= Given task =
Find each line containing the string "Survival". Copy it.

**** Supplied data

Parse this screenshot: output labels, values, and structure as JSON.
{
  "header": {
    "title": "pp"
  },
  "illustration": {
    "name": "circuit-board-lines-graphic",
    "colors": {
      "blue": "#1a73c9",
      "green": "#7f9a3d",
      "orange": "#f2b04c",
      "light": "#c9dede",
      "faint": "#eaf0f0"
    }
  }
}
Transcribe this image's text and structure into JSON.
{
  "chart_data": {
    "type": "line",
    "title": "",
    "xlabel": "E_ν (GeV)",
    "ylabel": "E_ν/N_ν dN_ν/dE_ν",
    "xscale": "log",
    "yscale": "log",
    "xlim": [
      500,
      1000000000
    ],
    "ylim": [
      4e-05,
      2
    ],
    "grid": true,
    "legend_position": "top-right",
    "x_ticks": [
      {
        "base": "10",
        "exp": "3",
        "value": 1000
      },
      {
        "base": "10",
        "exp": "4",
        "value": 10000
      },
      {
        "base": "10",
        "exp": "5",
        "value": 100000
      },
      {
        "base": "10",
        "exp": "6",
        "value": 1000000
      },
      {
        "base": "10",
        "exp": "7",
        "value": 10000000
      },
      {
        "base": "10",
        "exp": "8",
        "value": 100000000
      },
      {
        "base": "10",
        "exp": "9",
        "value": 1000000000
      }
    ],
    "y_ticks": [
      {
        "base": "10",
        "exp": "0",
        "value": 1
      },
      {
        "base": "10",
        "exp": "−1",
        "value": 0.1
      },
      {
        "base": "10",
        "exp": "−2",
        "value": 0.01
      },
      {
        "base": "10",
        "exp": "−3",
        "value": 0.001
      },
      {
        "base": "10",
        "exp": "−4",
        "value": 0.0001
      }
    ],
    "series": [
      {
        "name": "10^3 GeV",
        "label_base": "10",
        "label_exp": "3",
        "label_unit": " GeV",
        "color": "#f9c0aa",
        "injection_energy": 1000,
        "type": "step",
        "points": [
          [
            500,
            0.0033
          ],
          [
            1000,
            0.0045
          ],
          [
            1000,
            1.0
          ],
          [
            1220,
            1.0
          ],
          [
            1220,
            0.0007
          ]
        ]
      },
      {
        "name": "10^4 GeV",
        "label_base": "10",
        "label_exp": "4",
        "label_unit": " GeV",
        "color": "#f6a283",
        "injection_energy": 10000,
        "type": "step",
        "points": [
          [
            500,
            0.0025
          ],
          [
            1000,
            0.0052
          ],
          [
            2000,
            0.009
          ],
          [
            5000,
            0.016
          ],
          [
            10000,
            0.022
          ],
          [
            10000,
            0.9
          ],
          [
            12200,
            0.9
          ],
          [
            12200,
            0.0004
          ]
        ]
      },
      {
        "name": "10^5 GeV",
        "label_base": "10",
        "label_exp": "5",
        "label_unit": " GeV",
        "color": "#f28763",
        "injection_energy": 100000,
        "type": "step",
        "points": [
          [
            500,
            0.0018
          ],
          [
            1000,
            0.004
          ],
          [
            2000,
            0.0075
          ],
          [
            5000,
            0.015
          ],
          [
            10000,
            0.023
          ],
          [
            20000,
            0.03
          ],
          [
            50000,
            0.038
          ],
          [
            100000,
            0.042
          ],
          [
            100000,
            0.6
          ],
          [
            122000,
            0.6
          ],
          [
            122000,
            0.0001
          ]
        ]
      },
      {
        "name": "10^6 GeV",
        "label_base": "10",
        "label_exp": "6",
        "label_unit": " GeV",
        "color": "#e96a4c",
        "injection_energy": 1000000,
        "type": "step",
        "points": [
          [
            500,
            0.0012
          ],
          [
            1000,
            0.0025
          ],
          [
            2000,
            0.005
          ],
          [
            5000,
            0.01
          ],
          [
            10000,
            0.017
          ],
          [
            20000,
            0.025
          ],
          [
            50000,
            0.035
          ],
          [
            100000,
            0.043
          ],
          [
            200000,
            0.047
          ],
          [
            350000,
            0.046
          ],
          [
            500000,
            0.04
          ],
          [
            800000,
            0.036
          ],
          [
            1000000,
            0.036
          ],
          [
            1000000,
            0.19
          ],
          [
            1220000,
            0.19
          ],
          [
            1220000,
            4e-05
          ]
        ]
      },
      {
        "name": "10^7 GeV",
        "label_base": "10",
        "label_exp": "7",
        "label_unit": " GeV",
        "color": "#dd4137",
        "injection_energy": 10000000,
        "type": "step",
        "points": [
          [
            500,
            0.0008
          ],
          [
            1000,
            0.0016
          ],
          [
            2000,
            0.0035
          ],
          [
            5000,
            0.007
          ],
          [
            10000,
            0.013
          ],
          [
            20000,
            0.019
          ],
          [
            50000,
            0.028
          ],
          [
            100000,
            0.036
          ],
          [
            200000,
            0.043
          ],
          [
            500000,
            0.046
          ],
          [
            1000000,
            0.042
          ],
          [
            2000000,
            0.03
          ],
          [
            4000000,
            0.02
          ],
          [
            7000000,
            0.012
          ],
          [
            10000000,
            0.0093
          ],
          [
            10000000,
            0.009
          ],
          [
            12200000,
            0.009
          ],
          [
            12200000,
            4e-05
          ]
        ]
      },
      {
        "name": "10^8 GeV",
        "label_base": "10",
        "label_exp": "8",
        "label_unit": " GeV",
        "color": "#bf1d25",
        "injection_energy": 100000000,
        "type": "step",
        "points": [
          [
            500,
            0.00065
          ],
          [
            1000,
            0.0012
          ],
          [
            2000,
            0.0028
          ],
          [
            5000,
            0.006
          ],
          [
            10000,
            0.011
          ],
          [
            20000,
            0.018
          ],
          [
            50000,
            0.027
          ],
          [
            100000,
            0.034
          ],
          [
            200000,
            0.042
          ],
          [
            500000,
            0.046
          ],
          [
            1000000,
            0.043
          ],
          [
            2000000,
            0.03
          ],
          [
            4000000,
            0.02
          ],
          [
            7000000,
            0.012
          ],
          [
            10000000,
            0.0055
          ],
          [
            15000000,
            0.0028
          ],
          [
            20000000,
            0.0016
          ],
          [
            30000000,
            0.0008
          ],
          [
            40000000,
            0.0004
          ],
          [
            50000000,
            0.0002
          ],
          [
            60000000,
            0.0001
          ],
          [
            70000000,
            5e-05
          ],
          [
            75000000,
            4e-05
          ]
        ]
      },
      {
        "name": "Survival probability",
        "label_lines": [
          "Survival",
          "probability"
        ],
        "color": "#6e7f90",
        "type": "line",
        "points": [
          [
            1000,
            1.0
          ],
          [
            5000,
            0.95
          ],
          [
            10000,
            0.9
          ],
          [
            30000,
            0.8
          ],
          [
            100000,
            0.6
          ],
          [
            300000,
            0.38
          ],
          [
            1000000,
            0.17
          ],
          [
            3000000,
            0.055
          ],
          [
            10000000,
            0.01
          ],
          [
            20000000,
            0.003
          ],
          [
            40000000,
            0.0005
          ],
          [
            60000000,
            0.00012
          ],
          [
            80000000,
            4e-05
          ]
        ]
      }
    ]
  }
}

********

= Output =
        "name": "Survival probability",
          "Survival",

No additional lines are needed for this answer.